(Items listed in a dataset)
* * * * * * * * *

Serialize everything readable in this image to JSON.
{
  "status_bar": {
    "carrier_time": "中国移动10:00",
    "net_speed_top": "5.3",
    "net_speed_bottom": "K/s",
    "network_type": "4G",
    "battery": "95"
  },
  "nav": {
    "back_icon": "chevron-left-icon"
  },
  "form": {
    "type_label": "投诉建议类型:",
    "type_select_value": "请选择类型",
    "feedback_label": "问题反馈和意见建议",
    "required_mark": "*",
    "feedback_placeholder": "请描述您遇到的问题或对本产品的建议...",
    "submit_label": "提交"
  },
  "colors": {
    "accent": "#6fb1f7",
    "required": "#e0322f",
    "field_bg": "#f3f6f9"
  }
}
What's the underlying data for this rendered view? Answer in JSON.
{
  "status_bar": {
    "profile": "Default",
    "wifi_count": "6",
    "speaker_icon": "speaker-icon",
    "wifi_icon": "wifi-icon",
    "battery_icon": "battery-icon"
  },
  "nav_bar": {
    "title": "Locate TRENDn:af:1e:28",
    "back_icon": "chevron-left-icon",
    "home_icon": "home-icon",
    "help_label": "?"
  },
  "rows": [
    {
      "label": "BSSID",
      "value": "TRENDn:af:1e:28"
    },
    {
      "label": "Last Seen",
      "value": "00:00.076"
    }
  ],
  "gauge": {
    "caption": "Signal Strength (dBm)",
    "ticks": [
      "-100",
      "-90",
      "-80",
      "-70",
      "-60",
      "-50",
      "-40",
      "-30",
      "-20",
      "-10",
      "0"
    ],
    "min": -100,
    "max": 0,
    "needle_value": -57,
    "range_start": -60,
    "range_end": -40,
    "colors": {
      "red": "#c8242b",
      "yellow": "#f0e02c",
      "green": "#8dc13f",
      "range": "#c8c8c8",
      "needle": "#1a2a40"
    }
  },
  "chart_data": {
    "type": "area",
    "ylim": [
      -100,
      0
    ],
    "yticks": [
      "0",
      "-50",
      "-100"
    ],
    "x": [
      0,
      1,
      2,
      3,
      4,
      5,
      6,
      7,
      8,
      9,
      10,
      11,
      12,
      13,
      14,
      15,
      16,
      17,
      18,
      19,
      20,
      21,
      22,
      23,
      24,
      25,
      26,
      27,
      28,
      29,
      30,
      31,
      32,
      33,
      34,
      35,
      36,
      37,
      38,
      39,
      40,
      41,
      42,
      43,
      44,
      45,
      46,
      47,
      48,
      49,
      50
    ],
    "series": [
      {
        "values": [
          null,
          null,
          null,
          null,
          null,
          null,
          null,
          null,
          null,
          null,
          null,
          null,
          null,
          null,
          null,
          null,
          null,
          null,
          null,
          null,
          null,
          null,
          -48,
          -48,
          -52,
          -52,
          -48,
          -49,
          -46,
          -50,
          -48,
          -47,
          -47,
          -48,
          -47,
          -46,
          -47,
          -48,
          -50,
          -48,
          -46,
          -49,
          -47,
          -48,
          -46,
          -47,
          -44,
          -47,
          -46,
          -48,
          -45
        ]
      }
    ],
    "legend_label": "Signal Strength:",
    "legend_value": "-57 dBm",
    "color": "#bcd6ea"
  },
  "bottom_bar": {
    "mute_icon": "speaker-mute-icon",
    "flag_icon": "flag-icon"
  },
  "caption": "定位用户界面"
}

* * * * * * * * *

◆ **Description of the task**
Gather all the lines that include the word "Strength" and copy them out.

◆ **Problem solution**
    "caption": "Signal Strength (dBm)",
    "legend_label": "Signal Strength:",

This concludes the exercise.